EXERCISE DESCRIPTION: All of the data should be repeated exactly; pictures are not part of the copy.

(begin)

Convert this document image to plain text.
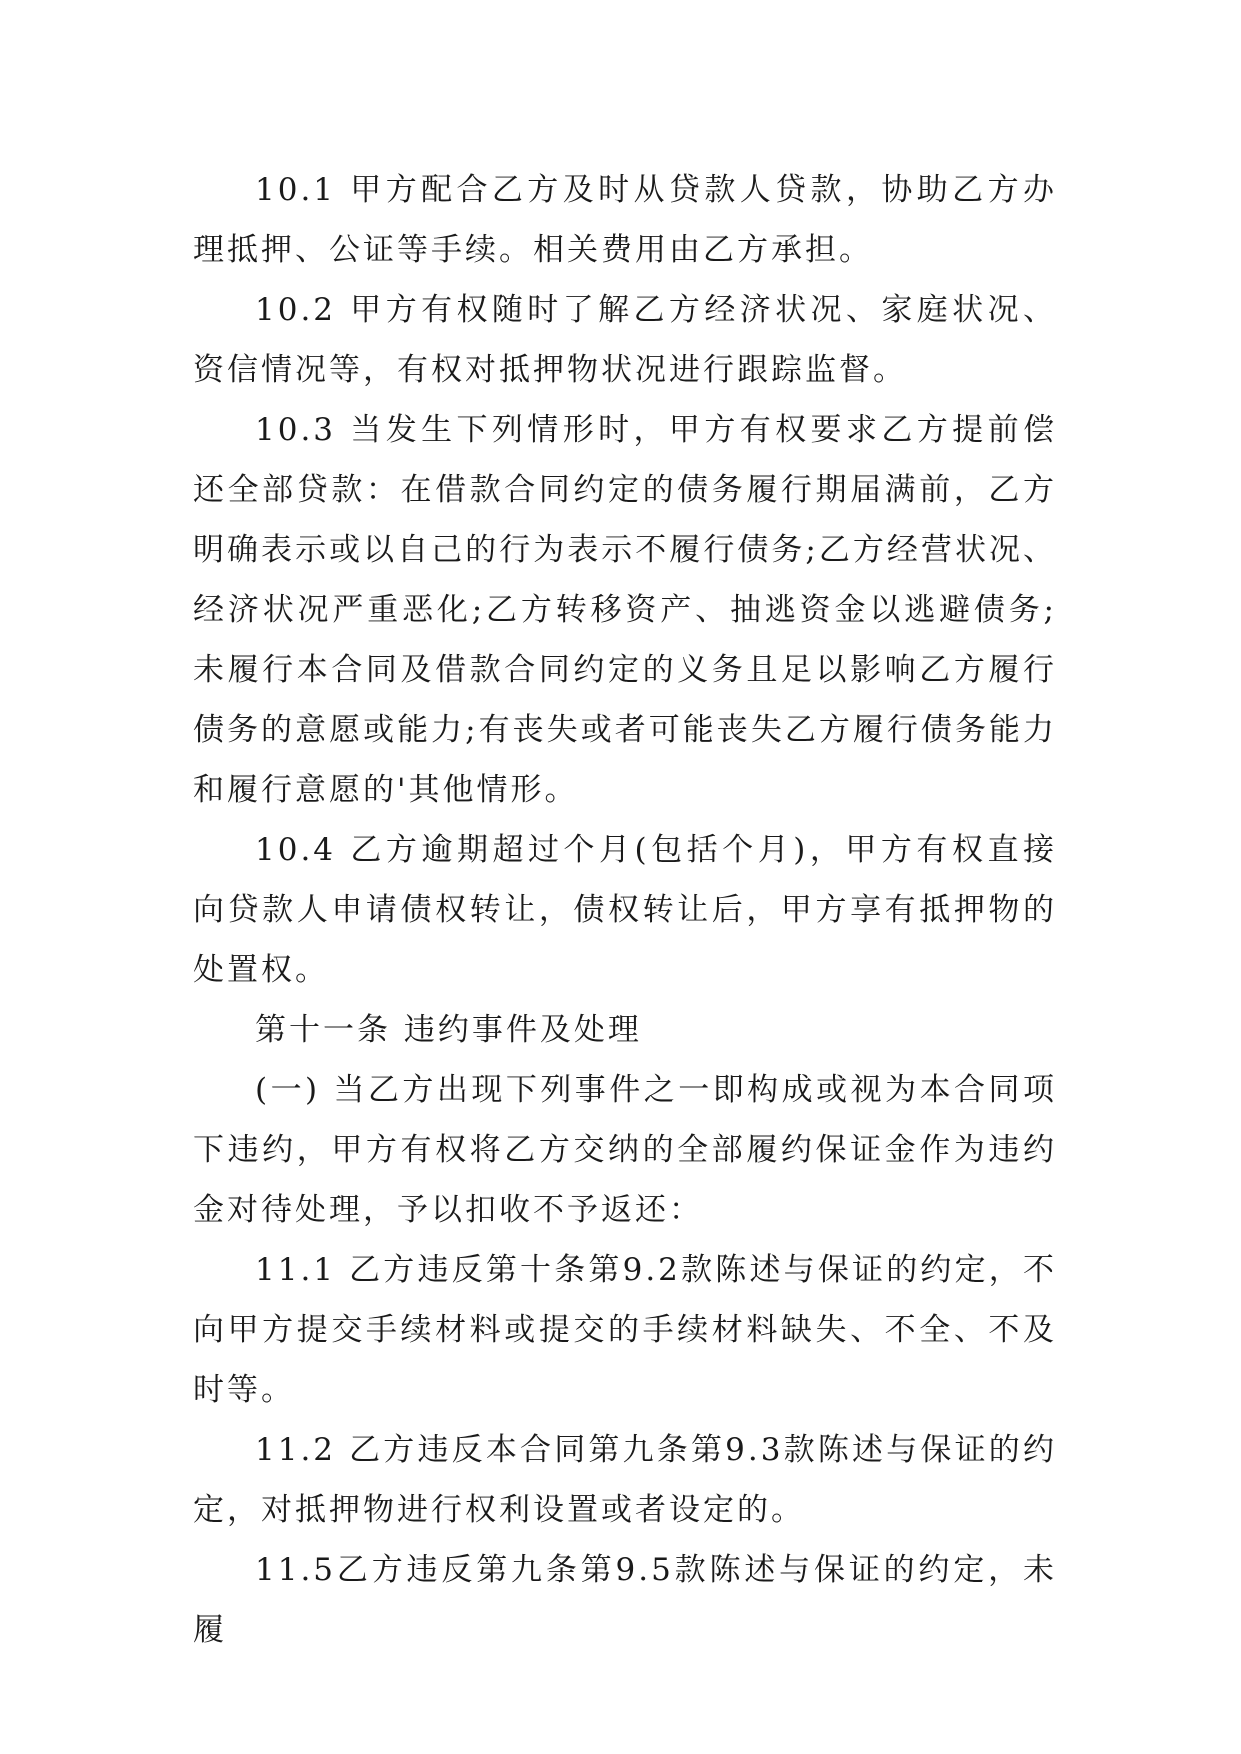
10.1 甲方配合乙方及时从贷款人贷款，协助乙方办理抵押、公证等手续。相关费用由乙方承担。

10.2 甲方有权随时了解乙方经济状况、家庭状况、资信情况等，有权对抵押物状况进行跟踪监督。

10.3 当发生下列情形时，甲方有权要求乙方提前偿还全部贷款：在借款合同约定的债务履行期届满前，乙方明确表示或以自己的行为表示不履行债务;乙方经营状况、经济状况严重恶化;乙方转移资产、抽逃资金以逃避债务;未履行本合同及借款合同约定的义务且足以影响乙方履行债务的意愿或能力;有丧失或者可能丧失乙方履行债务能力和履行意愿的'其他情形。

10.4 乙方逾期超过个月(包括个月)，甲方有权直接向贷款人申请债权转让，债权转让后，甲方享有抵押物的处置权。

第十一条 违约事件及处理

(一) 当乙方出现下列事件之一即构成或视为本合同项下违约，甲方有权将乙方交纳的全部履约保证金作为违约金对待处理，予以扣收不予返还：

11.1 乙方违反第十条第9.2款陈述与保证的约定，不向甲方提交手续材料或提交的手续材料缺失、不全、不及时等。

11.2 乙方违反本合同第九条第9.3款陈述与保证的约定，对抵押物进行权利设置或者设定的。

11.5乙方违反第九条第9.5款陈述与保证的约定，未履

(end)

ANSWER TO THIS TASK:
Convert this document image to plain text.
10.1 甲方配合乙方及时从贷款人贷款，协助乙方办理抵押、公证等手续。相关费用由乙方承担。

10.2 甲方有权随时了解乙方经济状况、家庭状况、资信情况等，有权对抵押物状况进行跟踪监督。

10.3 当发生下列情形时，甲方有权要求乙方提前偿还全部贷款：在借款合同约定的债务履行期届满前，乙方明确表示或以自己的行为表示不履行债务;乙方经营状况、经济状况严重恶化;乙方转移资产、抽逃资金以逃避债务;未履行本合同及借款合同约定的义务且足以影响乙方履行债务的意愿或能力;有丧失或者可能丧失乙方履行债务能力和履行意愿的'其他情形。

10.4 乙方逾期超过个月(包括个月)，甲方有权直接向贷款人申请债权转让，债权转让后，甲方享有抵押物的处置权。

第十一条 违约事件及处理

(一) 当乙方出现下列事件之一即构成或视为本合同项下违约，甲方有权将乙方交纳的全部履约保证金作为违约金对待处理，予以扣收不予返还：

11.1 乙方违反第十条第9.2款陈述与保证的约定，不向甲方提交手续材料或提交的手续材料缺失、不全、不及时等。

11.2 乙方违反本合同第九条第9.3款陈述与保证的约定，对抵押物进行权利设置或者设定的。

11.5乙方违反第九条第9.5款陈述与保证的约定，未履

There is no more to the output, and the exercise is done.